Every line of the material below must be repeated exactly.

### Some records

────────

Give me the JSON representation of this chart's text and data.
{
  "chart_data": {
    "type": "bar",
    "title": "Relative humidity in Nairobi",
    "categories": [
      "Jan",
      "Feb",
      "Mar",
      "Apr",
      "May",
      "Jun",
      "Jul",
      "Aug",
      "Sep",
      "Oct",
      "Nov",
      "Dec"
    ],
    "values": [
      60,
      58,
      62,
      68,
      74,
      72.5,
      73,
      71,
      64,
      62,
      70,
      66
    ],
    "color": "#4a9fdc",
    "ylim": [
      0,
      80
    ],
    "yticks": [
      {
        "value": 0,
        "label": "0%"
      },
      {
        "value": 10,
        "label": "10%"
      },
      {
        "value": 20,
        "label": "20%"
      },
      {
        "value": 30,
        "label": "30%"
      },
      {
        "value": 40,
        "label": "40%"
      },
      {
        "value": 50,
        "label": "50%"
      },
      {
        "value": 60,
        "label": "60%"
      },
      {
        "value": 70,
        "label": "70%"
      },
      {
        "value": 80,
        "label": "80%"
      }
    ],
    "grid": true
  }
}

────────

### ANSWER TO THIS EXERCISE
Give me the JSON representation of this chart's text and data.
{
  "chart_data": {
    "type": "bar",
    "title": "Relative humidity in Nairobi",
    "categories": [
      "Jan",
      "Feb",
      "Mar",
      "Apr",
      "May",
      "Jun",
      "Jul",
      "Aug",
      "Sep",
      "Oct",
      "Nov",
      "Dec"
    ],
    "values": [
      60,
      58,
      62,
      68,
      74,
      72.5,
      73,
      71,
      64,
      62,
      70,
      66
    ],
    "color": "#4a9fdc",
    "ylim": [
      0,
      80
    ],
    "yticks": [
      {
        "value": 0,
        "label": "0%"
      },
      {
        "value": 10,
        "label": "10%"
      },
      {
        "value": 20,
        "label": "20%"
      },
      {
        "value": 30,
        "label": "30%"
      },
      {
        "value": 40,
        "label": "40%"
      },
      {
        "value": 50,
        "label": "50%"
      },
      {
        "value": 60,
        "label": "60%"
      },
      {
        "value": 70,
        "label": "70%"
      },
      {
        "value": 80,
        "label": "80%"
      }
    ],
    "grid": true
  }
}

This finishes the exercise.